WHAT YOU WILL DO: Restate the records in their entirety, word for word.

__________

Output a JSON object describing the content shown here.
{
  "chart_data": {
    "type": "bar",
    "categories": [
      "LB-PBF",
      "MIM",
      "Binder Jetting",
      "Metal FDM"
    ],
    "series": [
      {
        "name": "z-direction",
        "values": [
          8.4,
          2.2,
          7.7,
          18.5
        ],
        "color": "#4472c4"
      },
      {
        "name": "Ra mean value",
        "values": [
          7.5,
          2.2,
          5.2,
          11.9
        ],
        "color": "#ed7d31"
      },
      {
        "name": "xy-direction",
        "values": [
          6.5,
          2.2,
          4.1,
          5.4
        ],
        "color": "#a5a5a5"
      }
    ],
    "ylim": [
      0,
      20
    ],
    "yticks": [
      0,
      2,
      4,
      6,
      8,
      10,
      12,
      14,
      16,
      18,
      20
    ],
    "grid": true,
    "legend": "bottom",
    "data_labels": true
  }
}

__________

REPLY TO THE EXERCISE:
Output a JSON object describing the content shown here.
{
  "chart_data": {
    "type": "bar",
    "categories": [
      "LB-PBF",
      "MIM",
      "Binder Jetting",
      "Metal FDM"
    ],
    "series": [
      {
        "name": "z-direction",
        "values": [
          8.4,
          2.2,
          7.7,
          18.5
        ],
        "color": "#4472c4"
      },
      {
        "name": "Ra mean value",
        "values": [
          7.5,
          2.2,
          5.2,
          11.9
        ],
        "color": "#ed7d31"
      },
      {
        "name": "xy-direction",
        "values": [
          6.5,
          2.2,
          4.1,
          5.4
        ],
        "color": "#a5a5a5"
      }
    ],
    "ylim": [
      0,
      20
    ],
    "yticks": [
      0,
      2,
      4,
      6,
      8,
      10,
      12,
      14,
      16,
      18,
      20
    ],
    "grid": true,
    "legend": "bottom",
    "data_labels": true
  }
}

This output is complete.